- [STORED RECORDS]
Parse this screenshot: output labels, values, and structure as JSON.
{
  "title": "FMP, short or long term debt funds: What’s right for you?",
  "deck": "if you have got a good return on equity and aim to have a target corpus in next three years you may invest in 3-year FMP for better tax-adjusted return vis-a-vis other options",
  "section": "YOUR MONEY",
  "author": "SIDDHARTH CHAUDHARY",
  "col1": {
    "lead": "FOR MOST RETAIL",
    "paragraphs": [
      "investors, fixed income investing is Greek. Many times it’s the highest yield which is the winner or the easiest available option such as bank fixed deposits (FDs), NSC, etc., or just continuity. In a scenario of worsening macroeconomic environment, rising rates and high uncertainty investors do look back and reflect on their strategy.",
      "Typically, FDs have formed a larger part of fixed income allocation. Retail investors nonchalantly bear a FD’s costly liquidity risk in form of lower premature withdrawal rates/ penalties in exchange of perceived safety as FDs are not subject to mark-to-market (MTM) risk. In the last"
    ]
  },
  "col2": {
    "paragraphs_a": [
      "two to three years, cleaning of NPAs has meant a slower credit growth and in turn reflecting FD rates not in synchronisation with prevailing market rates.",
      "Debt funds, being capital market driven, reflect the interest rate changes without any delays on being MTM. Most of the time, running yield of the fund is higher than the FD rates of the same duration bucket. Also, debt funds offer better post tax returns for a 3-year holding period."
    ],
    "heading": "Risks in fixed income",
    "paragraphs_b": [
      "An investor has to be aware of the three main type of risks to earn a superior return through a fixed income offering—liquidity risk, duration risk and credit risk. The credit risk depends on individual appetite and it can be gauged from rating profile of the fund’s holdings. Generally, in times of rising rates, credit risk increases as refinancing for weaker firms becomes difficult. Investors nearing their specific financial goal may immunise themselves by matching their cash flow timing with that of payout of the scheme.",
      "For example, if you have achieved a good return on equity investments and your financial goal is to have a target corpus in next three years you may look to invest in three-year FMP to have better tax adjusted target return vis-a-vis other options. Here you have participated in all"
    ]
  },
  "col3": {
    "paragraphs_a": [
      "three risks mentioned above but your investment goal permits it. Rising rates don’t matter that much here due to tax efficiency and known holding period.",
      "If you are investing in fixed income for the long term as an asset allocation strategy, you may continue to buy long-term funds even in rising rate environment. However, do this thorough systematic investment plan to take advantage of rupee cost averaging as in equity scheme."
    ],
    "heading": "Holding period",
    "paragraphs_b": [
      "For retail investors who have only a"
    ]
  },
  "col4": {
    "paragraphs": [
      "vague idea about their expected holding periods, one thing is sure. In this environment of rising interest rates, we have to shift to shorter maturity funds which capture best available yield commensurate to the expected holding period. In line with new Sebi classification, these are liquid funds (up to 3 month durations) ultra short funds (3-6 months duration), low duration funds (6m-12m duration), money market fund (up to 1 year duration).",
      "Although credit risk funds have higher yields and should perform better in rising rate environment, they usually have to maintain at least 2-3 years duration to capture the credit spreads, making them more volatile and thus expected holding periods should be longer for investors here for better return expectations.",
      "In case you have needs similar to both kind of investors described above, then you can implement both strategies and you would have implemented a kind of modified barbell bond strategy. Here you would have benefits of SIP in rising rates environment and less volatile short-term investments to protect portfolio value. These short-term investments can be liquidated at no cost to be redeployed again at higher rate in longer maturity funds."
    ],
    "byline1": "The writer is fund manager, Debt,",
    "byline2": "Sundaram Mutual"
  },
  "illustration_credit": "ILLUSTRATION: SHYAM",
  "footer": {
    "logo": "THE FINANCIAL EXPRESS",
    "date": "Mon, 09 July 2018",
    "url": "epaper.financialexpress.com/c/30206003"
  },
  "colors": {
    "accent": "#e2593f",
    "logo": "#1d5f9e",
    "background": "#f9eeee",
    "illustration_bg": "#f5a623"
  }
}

- [WORK REQUIRED] Above is a listing; report how many of its lines include the word "interest", giving the number only.

- [OUTPUT FOR THIS TASK] 2